## Exercise prompt
Nothing in the data should change when you return it, but leave the pictures out.

***

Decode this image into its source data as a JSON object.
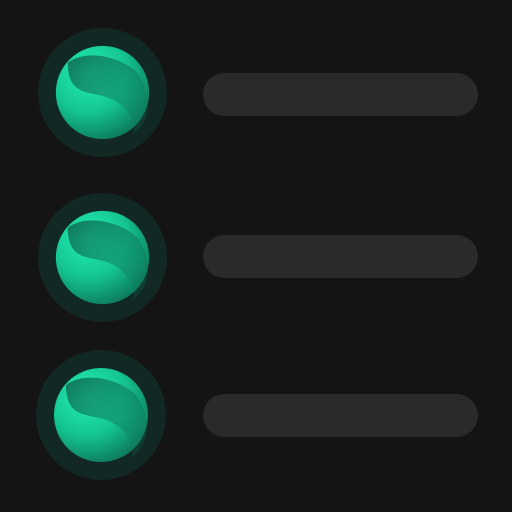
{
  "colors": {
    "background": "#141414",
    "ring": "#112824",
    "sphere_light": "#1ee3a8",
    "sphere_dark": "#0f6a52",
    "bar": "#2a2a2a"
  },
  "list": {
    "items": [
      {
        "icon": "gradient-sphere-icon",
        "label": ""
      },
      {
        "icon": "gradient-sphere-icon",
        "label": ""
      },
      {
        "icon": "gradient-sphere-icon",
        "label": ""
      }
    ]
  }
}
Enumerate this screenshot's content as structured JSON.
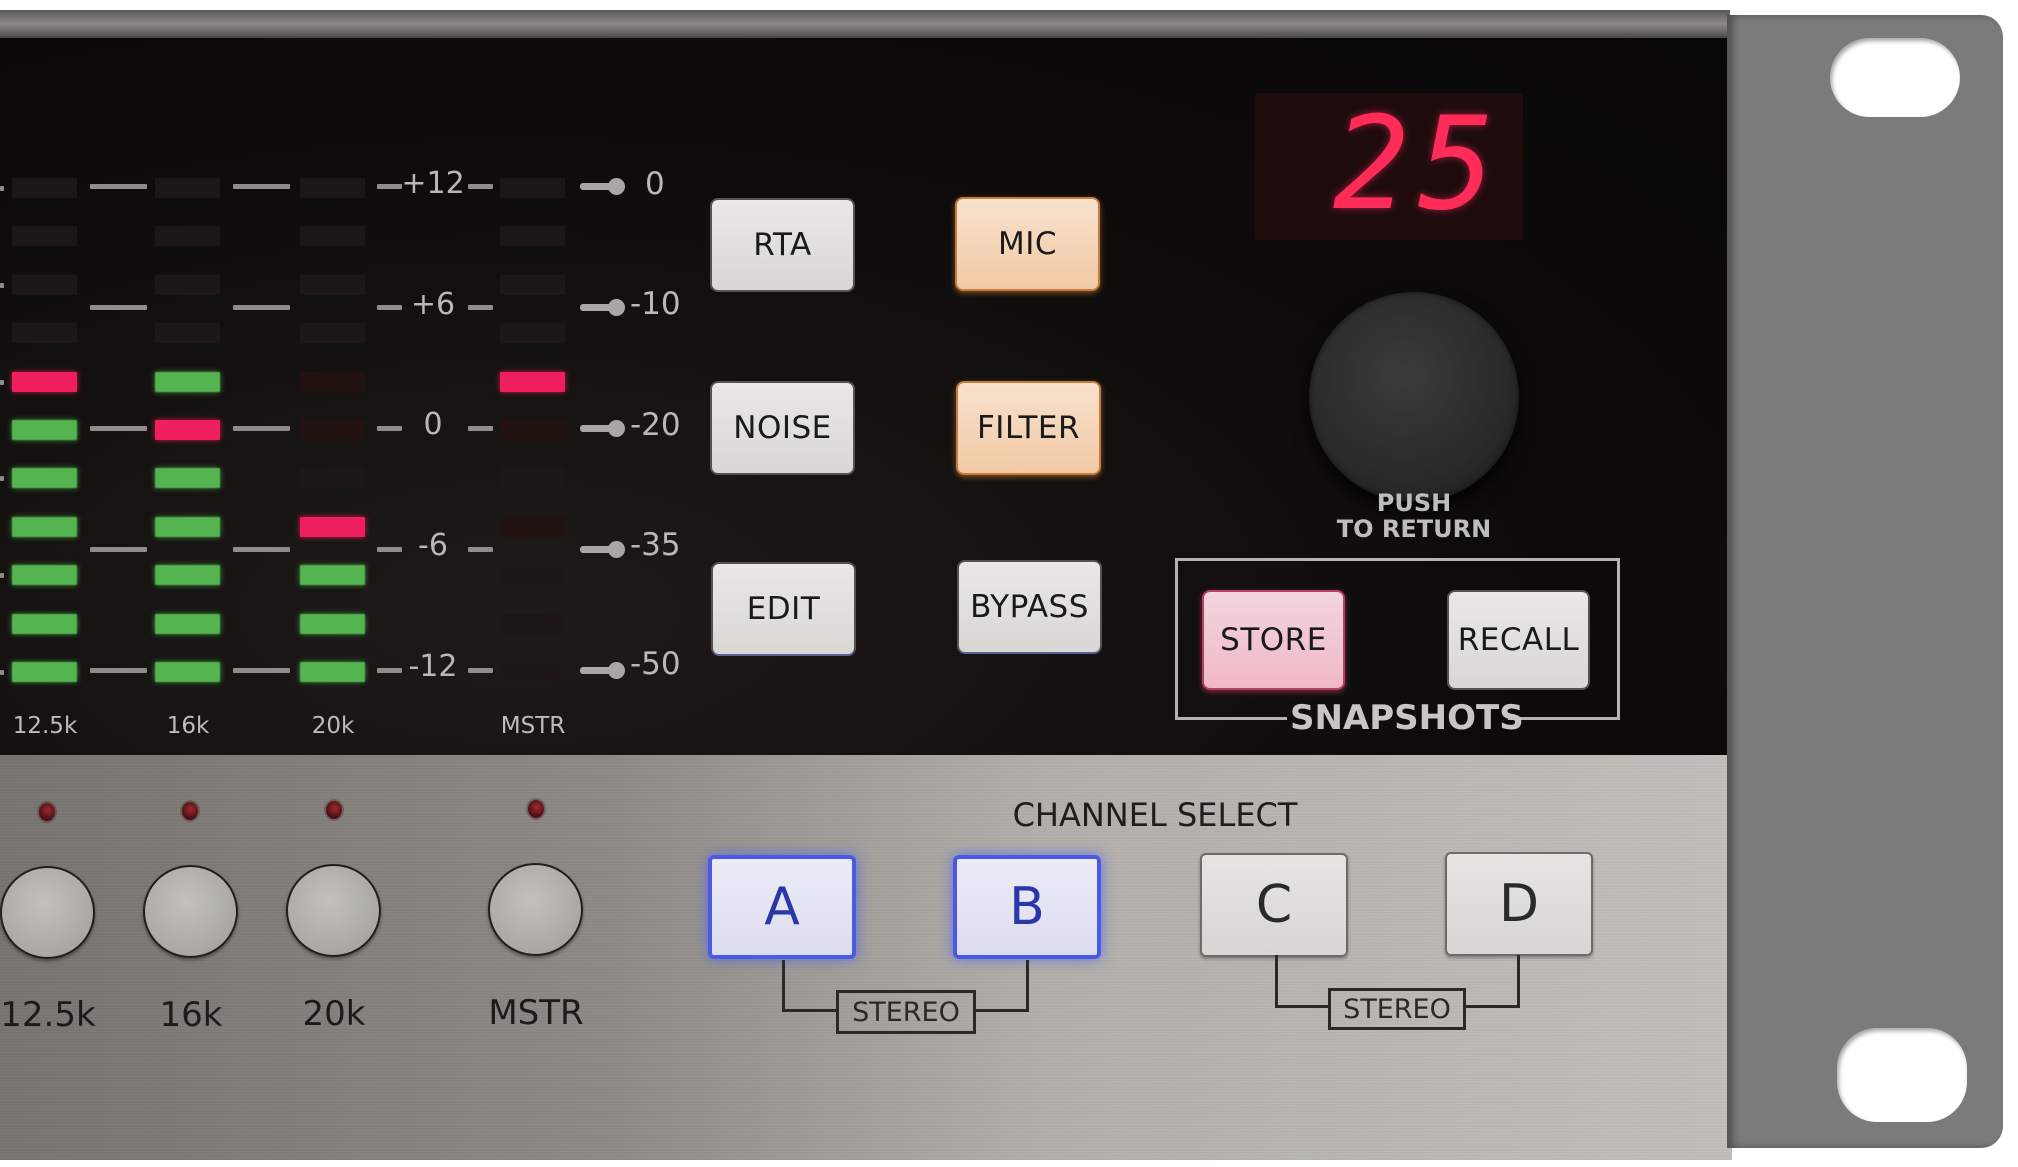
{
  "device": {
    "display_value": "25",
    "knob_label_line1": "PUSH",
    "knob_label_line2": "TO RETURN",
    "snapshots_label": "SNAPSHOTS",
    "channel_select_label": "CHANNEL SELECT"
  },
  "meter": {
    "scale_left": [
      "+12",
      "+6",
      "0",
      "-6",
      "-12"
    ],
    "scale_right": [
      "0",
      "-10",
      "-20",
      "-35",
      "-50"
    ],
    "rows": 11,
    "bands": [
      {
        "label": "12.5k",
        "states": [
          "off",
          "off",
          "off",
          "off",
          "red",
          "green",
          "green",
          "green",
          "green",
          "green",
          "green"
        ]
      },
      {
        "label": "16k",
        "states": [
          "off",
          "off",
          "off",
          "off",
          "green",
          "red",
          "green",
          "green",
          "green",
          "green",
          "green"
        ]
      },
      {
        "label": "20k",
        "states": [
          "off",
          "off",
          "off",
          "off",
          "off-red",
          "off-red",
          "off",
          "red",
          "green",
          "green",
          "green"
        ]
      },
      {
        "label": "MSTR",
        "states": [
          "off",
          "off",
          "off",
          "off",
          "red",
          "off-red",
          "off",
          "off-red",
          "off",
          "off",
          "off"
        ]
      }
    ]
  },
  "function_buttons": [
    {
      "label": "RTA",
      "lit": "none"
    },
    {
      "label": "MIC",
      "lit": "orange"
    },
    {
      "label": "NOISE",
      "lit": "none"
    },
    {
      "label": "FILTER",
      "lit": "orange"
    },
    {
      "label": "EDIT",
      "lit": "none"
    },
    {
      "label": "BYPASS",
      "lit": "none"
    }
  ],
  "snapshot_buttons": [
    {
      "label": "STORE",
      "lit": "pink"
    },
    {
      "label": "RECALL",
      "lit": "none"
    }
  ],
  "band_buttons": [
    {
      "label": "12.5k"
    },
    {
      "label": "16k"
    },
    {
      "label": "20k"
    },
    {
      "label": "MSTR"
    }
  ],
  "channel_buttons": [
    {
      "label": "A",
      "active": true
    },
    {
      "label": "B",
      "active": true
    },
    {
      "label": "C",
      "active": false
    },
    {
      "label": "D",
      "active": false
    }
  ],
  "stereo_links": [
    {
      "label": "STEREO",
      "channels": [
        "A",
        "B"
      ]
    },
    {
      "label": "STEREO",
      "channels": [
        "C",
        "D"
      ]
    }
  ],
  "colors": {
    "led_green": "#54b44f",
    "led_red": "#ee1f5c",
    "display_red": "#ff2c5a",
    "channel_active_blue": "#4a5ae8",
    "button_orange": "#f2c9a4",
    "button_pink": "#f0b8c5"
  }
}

***

## Finished exercise
Decode this image into its source data as a JSON object.
{
  "colors": {
    "background": "#141414",
    "ring": "#112824",
    "sphere_light": "#1ee3a8",
    "sphere_dark": "#0f6a52",
    "bar": "#2a2a2a"
  },
  "list": {
    "items": [
      {
        "icon": "gradient-sphere-icon",
        "label": ""
      },
      {
        "icon": "gradient-sphere-icon",
        "label": ""
      },
      {
        "icon": "gradient-sphere-icon",
        "label": ""
      }
    ]
  }
}
Enumerate this screenshot's content as structured JSON.
{
  "device": {
    "display_value": "25",
    "knob_label_line1": "PUSH",
    "knob_label_line2": "TO RETURN",
    "snapshots_label": "SNAPSHOTS",
    "channel_select_label": "CHANNEL SELECT"
  },
  "meter": {
    "scale_left": [
      "+12",
      "+6",
      "0",
      "-6",
      "-12"
    ],
    "scale_right": [
      "0",
      "-10",
      "-20",
      "-35",
      "-50"
    ],
    "rows": 11,
    "bands": [
      {
        "label": "12.5k",
        "states": [
          "off",
          "off",
          "off",
          "off",
          "red",
          "green",
          "green",
          "green",
          "green",
          "green",
          "green"
        ]
      },
      {
        "label": "16k",
        "states": [
          "off",
          "off",
          "off",
          "off",
          "green",
          "red",
          "green",
          "green",
          "green",
          "green",
          "green"
        ]
      },
      {
        "label": "20k",
        "states": [
          "off",
          "off",
          "off",
          "off",
          "off-red",
          "off-red",
          "off",
          "red",
          "green",
          "green",
          "green"
        ]
      },
      {
        "label": "MSTR",
        "states": [
          "off",
          "off",
          "off",
          "off",
          "red",
          "off-red",
          "off",
          "off-red",
          "off",
          "off",
          "off"
        ]
      }
    ]
  },
  "function_buttons": [
    {
      "label": "RTA",
      "lit": "none"
    },
    {
      "label": "MIC",
      "lit": "orange"
    },
    {
      "label": "NOISE",
      "lit": "none"
    },
    {
      "label": "FILTER",
      "lit": "orange"
    },
    {
      "label": "EDIT",
      "lit": "none"
    },
    {
      "label": "BYPASS",
      "lit": "none"
    }
  ],
  "snapshot_buttons": [
    {
      "label": "STORE",
      "lit": "pink"
    },
    {
      "label": "RECALL",
      "lit": "none"
    }
  ],
  "band_buttons": [
    {
      "label": "12.5k"
    },
    {
      "label": "16k"
    },
    {
      "label": "20k"
    },
    {
      "label": "MSTR"
    }
  ],
  "channel_buttons": [
    {
      "label": "A",
      "active": true
    },
    {
      "label": "B",
      "active": true
    },
    {
      "label": "C",
      "active": false
    },
    {
      "label": "D",
      "active": false
    }
  ],
  "stereo_links": [
    {
      "label": "STEREO",
      "channels": [
        "A",
        "B"
      ]
    },
    {
      "label": "STEREO",
      "channels": [
        "C",
        "D"
      ]
    }
  ],
  "colors": {
    "led_green": "#54b44f",
    "led_red": "#ee1f5c",
    "display_red": "#ff2c5a",
    "channel_active_blue": "#4a5ae8",
    "button_orange": "#f2c9a4",
    "button_pink": "#f0b8c5"
  }
}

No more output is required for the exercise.